• _Given request_: Return a copy of every line in the records that includes the word "JSON".

• _Dataset records_:

((

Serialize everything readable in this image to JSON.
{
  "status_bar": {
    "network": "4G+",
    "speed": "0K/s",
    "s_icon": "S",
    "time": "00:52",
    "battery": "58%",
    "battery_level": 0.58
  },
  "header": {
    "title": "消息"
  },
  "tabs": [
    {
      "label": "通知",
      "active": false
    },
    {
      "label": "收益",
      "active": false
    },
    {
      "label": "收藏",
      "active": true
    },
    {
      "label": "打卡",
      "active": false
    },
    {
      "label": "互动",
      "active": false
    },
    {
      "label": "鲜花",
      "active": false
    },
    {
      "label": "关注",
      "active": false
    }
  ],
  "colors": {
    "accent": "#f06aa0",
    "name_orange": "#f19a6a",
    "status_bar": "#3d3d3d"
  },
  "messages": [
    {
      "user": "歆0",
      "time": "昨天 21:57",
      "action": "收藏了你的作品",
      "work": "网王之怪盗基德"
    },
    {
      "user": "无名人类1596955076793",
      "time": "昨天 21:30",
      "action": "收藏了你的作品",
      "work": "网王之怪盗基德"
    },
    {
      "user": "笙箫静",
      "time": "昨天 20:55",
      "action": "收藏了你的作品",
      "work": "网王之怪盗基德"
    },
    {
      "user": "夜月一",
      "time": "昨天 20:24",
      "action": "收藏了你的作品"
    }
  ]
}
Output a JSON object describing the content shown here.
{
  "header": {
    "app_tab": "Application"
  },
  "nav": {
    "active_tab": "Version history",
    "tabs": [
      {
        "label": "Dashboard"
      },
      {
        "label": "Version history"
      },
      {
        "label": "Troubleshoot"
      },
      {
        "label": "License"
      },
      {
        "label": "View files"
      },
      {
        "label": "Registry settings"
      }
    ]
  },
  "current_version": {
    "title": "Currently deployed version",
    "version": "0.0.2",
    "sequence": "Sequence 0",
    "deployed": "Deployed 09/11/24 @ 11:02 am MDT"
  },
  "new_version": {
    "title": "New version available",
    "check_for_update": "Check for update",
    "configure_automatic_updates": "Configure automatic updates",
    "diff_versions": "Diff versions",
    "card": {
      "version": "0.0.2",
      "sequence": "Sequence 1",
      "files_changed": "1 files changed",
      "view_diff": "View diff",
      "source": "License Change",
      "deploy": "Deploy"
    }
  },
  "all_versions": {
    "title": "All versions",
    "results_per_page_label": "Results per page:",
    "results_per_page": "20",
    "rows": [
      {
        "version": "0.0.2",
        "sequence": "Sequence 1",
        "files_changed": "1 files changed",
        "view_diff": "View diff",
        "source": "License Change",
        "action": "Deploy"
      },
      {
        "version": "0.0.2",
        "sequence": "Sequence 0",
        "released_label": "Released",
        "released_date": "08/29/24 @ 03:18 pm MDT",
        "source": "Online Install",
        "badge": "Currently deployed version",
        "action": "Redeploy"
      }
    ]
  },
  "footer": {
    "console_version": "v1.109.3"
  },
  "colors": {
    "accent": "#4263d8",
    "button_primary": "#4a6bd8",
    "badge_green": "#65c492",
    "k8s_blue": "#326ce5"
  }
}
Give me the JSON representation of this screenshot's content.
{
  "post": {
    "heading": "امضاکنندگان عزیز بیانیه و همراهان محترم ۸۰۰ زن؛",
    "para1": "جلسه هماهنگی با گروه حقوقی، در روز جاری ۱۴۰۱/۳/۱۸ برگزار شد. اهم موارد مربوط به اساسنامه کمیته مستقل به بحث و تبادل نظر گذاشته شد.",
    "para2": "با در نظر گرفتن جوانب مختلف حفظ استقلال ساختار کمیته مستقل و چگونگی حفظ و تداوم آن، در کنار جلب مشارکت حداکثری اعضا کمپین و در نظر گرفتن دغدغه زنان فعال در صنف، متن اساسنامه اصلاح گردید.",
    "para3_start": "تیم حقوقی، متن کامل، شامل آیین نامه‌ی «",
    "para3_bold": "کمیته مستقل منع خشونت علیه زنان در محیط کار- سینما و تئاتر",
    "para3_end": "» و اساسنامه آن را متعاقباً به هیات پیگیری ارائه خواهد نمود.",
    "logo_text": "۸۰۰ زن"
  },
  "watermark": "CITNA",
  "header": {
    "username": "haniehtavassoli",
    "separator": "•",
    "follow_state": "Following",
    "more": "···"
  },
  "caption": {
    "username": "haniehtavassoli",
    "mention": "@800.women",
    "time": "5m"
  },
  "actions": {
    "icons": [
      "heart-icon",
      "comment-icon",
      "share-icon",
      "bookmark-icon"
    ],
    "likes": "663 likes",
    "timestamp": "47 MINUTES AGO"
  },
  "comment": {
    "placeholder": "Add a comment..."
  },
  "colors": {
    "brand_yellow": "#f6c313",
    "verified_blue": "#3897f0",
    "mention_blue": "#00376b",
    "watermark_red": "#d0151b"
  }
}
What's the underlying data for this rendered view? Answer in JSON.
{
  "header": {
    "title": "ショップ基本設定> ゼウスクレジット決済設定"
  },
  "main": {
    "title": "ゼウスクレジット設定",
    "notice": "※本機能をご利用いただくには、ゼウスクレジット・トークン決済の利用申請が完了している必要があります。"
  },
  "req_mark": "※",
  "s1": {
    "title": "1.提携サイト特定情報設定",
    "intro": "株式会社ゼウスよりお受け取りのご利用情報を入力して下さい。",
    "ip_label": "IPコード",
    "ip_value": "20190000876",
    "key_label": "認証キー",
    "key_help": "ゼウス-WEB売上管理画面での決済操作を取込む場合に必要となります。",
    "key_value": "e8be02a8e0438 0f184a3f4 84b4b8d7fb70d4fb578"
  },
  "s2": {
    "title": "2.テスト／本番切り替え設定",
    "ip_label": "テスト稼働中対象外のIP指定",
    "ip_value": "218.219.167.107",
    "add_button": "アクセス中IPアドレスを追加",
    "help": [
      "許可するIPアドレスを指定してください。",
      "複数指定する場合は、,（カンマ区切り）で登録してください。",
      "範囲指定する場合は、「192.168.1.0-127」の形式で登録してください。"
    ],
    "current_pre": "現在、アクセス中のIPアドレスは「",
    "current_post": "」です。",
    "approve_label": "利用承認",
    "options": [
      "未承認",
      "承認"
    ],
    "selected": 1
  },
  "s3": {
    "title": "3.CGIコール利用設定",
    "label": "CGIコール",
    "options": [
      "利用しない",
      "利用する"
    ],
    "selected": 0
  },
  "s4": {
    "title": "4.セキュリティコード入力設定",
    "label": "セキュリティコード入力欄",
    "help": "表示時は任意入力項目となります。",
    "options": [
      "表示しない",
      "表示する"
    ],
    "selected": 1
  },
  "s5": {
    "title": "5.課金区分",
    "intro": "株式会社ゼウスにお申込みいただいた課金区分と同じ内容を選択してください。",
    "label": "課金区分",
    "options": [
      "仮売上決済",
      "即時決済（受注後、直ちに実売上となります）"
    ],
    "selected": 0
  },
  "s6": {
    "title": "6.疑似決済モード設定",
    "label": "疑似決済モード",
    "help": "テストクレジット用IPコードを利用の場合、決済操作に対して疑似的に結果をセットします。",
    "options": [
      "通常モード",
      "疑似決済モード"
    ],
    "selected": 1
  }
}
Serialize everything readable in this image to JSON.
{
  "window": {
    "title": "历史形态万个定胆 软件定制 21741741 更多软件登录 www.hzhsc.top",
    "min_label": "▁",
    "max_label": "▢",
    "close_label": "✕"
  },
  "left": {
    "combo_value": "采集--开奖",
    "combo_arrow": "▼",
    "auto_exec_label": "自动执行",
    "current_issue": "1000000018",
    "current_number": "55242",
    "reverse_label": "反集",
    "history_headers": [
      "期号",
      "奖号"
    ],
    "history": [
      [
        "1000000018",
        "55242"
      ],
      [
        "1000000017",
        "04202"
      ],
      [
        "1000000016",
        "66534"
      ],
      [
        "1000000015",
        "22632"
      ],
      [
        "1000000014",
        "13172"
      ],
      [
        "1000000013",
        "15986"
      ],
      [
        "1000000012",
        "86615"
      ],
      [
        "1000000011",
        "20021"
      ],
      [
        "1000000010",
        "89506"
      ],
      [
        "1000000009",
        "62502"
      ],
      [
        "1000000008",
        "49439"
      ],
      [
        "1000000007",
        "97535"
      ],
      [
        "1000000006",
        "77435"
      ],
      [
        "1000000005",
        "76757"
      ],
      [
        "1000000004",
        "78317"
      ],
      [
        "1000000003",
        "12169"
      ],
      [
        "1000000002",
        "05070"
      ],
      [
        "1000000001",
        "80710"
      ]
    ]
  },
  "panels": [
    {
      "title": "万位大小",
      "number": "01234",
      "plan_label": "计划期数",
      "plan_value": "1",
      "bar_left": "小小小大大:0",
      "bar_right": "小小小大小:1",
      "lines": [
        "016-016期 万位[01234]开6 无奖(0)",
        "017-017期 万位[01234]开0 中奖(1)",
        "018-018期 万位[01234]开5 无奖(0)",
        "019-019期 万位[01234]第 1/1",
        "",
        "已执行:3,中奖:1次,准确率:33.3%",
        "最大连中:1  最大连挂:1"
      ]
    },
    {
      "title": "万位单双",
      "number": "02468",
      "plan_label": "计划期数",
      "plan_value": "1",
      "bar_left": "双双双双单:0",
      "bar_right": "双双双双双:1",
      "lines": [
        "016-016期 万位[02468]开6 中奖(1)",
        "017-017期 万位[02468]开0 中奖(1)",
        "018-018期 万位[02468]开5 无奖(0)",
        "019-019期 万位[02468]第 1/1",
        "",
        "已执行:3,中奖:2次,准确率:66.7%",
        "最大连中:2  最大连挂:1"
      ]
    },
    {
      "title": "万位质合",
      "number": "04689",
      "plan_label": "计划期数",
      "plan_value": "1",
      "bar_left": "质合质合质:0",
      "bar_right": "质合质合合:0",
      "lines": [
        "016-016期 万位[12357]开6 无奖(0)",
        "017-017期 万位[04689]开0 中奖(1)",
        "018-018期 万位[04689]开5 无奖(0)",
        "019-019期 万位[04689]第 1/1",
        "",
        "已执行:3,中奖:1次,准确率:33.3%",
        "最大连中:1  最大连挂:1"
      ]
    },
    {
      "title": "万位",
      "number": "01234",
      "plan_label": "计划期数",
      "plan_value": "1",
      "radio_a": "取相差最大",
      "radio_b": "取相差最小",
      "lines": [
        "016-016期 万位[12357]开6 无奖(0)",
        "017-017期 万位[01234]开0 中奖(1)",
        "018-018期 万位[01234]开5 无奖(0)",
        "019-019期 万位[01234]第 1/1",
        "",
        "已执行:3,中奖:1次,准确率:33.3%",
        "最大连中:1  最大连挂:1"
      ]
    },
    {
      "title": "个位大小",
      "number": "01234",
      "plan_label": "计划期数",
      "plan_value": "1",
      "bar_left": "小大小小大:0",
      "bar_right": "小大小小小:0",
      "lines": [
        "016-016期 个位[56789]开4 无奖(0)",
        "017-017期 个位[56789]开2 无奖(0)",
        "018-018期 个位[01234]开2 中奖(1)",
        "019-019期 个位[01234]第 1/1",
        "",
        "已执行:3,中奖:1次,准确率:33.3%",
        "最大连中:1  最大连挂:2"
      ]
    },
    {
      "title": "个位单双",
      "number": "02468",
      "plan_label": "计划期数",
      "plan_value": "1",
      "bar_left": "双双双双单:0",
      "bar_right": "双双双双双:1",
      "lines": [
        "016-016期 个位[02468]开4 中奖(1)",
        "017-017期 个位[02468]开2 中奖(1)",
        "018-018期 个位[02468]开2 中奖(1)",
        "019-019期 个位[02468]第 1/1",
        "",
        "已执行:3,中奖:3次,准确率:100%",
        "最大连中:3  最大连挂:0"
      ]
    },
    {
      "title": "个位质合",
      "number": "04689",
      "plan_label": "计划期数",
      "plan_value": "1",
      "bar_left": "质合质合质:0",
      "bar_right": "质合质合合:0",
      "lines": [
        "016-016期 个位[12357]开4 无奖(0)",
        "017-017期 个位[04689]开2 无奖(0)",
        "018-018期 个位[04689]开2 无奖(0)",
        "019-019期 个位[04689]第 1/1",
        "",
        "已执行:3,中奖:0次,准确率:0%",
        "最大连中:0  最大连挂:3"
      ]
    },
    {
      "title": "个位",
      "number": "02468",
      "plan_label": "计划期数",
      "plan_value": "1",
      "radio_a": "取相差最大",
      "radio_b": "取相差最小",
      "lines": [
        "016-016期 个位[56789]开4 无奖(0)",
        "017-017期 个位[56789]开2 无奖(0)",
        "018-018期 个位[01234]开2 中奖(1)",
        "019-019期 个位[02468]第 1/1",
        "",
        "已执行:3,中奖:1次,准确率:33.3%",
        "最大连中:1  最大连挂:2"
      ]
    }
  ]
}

))

• _Result for this exercise_:
Serialize everything readable in this image to JSON.
Output a JSON object describing the content shown here.
Give me the JSON representation of this screenshot's content.
What's the underlying data for this rendered view? Answer in JSON.
Serialize everything readable in this image to JSON.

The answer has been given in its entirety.